## Records to use:
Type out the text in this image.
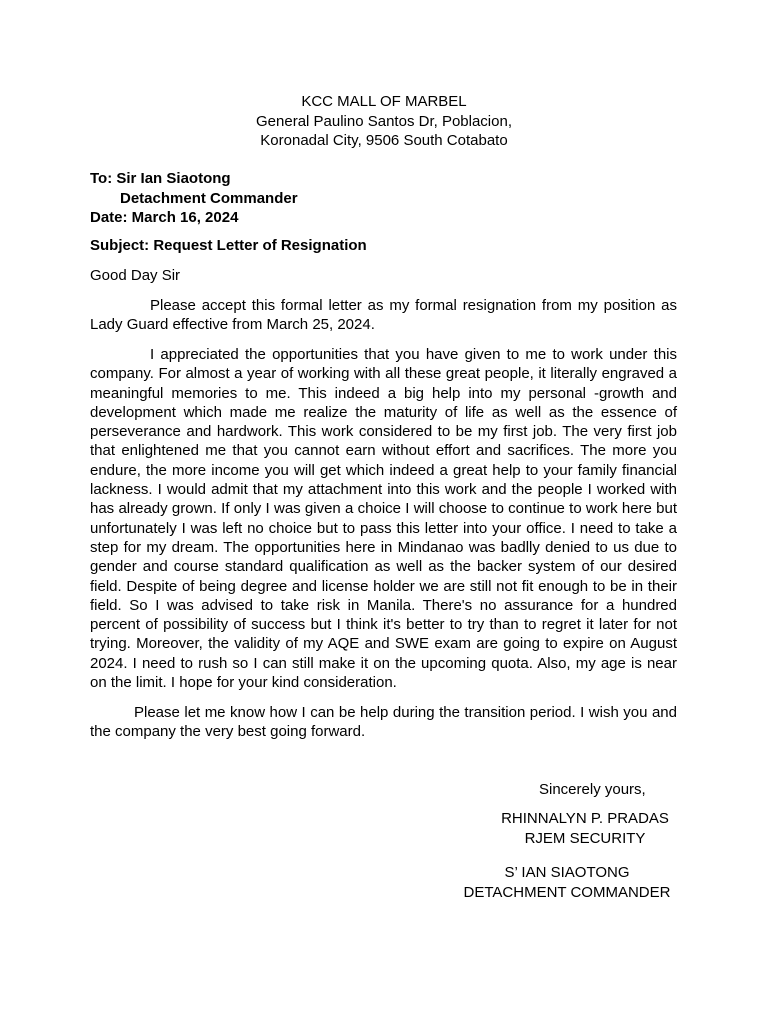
KCC MALL OF MARBEL
General Paulino Santos Dr, Poblacion,
Koronadal City, 9506 South Cotabato
To: Sir Ian Siaotong
Detachment Commander
Date: March 16, 2024
Subject: Request Letter of Resignation
Good Day Sir

Please accept this formal letter as my formal resignation from my position as Lady Guard effective from March 25, 2024.

I appreciated the opportunities that you have given to me to work under this company. For almost a year of working with all these great people, it literally engraved a meaningful memories to me. This indeed a big help into my personal -growth and development which made me realize the maturity of life as well as the essence of perseverance and hardwork. This work considered to be my first job. The very first job that enlightened me that you cannot earn without effort and sacrifices. The more you endure, the more income you will get which indeed a great help to your family financial lackness. I would admit that my attachment into this work and the people I worked with has already grown. If only I was given a choice I will choose to continue to work here but unfortunately I was left no choice but to pass this letter into your office. I need to take a step for my dream. The opportunities here in Mindanao was badlly denied to us due to gender and course standard qualification as well as the backer system of our desired field. Despite of being degree and license holder we are still not fit enough to be in their field. So I was advised to take risk in Manila. There's no assurance for a hundred percent of possibility of success but I think it's better to try than to regret it later for not trying. Moreover, the validity of my AQE and SWE exam are going to expire on August 2024. I need to rush so I can still make it on the upcoming quota. Also, my age is near on the limit. I hope for your kind consideration.

Please let me know how I can be help during the transition period. I wish you and the company the very best going forward.

Sincerely yours,
RHINNALYN P. PRADAS
RJEM SECURITY
S’ IAN SIAOTONG
DETACHMENT COMMANDER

## Request:
Your copy of the data above should match it exactly, except that pictures are left out.

## Full answer:
Type out the text in this image.
KCC MALL OF MARBEL
General Paulino Santos Dr, Poblacion,
Koronadal City, 9506 South Cotabato
To: Sir Ian Siaotong
Detachment Commander
Date: March 16, 2024
Subject: Request Letter of Resignation
Good Day Sir

Please accept this formal letter as my formal resignation from my position as Lady Guard effective from March 25, 2024.

I appreciated the opportunities that you have given to me to work under this company. For almost a year of working with all these great people, it literally engraved a meaningful memories to me. This indeed a big help into my personal -growth and development which made me realize the maturity of life as well as the essence of perseverance and hardwork. This work considered to be my first job. The very first job that enlightened me that you cannot earn without effort and sacrifices. The more you endure, the more income you will get which indeed a great help to your family financial lackness. I would admit that my attachment into this work and the people I worked with has already grown. If only I was given a choice I will choose to continue to work here but unfortunately I was left no choice but to pass this letter into your office. I need to take a step for my dream. The opportunities here in Mindanao was badlly denied to us due to gender and course standard qualification as well as the backer system of our desired field. Despite of being degree and license holder we are still not fit enough to be in their field. So I was advised to take risk in Manila. There's no assurance for a hundred percent of possibility of success but I think it's better to try than to regret it later for not trying. Moreover, the validity of my AQE and SWE exam are going to expire on August 2024. I need to rush so I can still make it on the upcoming quota. Also, my age is near on the limit. I hope for your kind consideration.

Please let me know how I can be help during the transition period. I wish you and the company the very best going forward.

Sincerely yours,
RHINNALYN P. PRADAS
RJEM SECURITY
S’ IAN SIAOTONG
DETACHMENT COMMANDER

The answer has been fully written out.